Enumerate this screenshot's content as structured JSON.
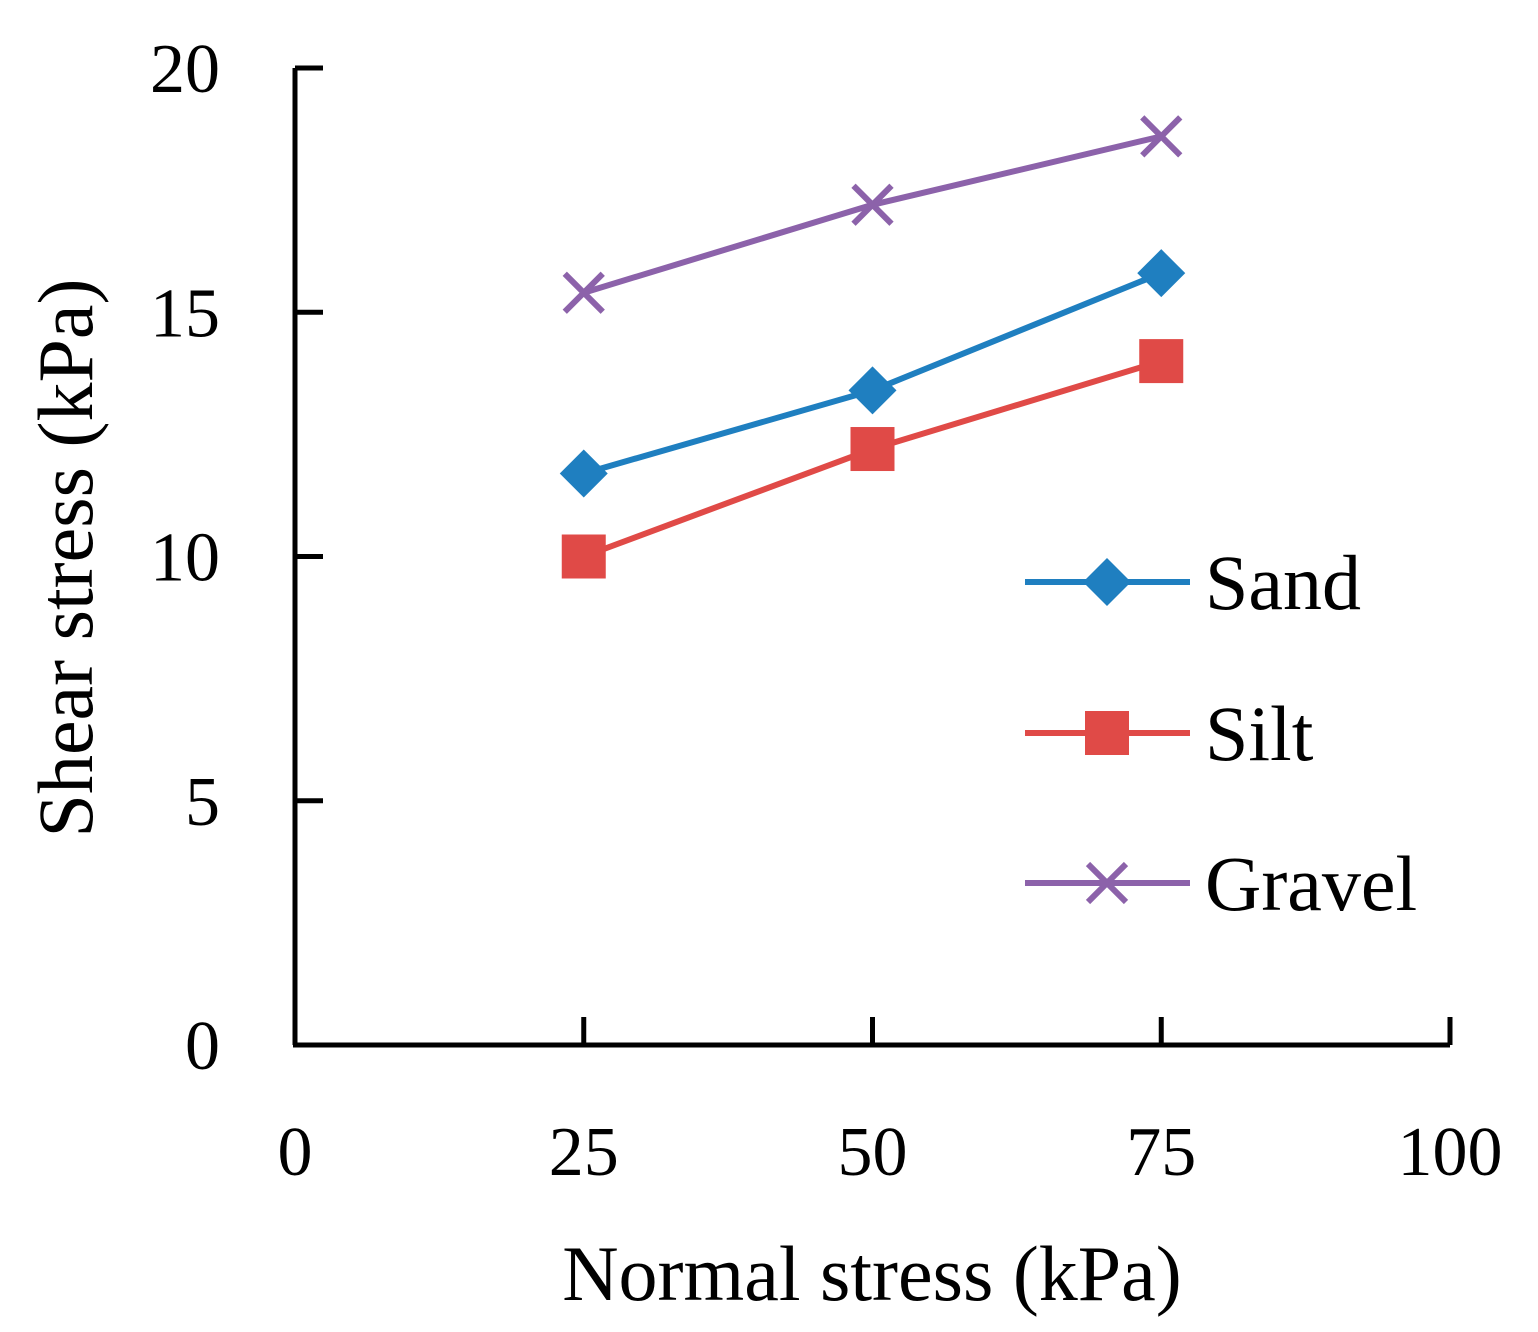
{
  "chart_data": {
    "type": "line",
    "title": "",
    "xlabel": "Normal stress (kPa)",
    "ylabel": "Shear stress (kPa)",
    "xlim": [
      0,
      100
    ],
    "ylim": [
      0,
      20
    ],
    "xticks": [
      0,
      25,
      50,
      75,
      100
    ],
    "yticks": [
      0,
      5,
      10,
      15,
      20
    ],
    "x": [
      25,
      50,
      75
    ],
    "series": [
      {
        "name": "Sand",
        "values": [
          11.7,
          13.4,
          15.8
        ],
        "color": "#1f7fc0",
        "marker": "diamond"
      },
      {
        "name": "Silt",
        "values": [
          10.0,
          12.2,
          14.0
        ],
        "color": "#e04a47",
        "marker": "square"
      },
      {
        "name": "Gravel",
        "values": [
          15.4,
          17.2,
          18.6
        ],
        "color": "#8c62aa",
        "marker": "x"
      }
    ],
    "legend": "right",
    "grid": false
  }
}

== == ==

• [Given exercise]:
From the data above, write out everything exactly except the pictures.

• [Solution below]:
Enumerate this screenshot's content as structured JSON.
{
  "chart_data": {
    "type": "line",
    "title": "",
    "xlabel": "Normal stress (kPa)",
    "ylabel": "Shear stress (kPa)",
    "xlim": [
      0,
      100
    ],
    "ylim": [
      0,
      20
    ],
    "xticks": [
      0,
      25,
      50,
      75,
      100
    ],
    "yticks": [
      0,
      5,
      10,
      15,
      20
    ],
    "x": [
      25,
      50,
      75
    ],
    "series": [
      {
        "name": "Sand",
        "values": [
          11.7,
          13.4,
          15.8
        ],
        "color": "#1f7fc0",
        "marker": "diamond"
      },
      {
        "name": "Silt",
        "values": [
          10.0,
          12.2,
          14.0
        ],
        "color": "#e04a47",
        "marker": "square"
      },
      {
        "name": "Gravel",
        "values": [
          15.4,
          17.2,
          18.6
        ],
        "color": "#8c62aa",
        "marker": "x"
      }
    ],
    "legend": "right",
    "grid": false
  }
}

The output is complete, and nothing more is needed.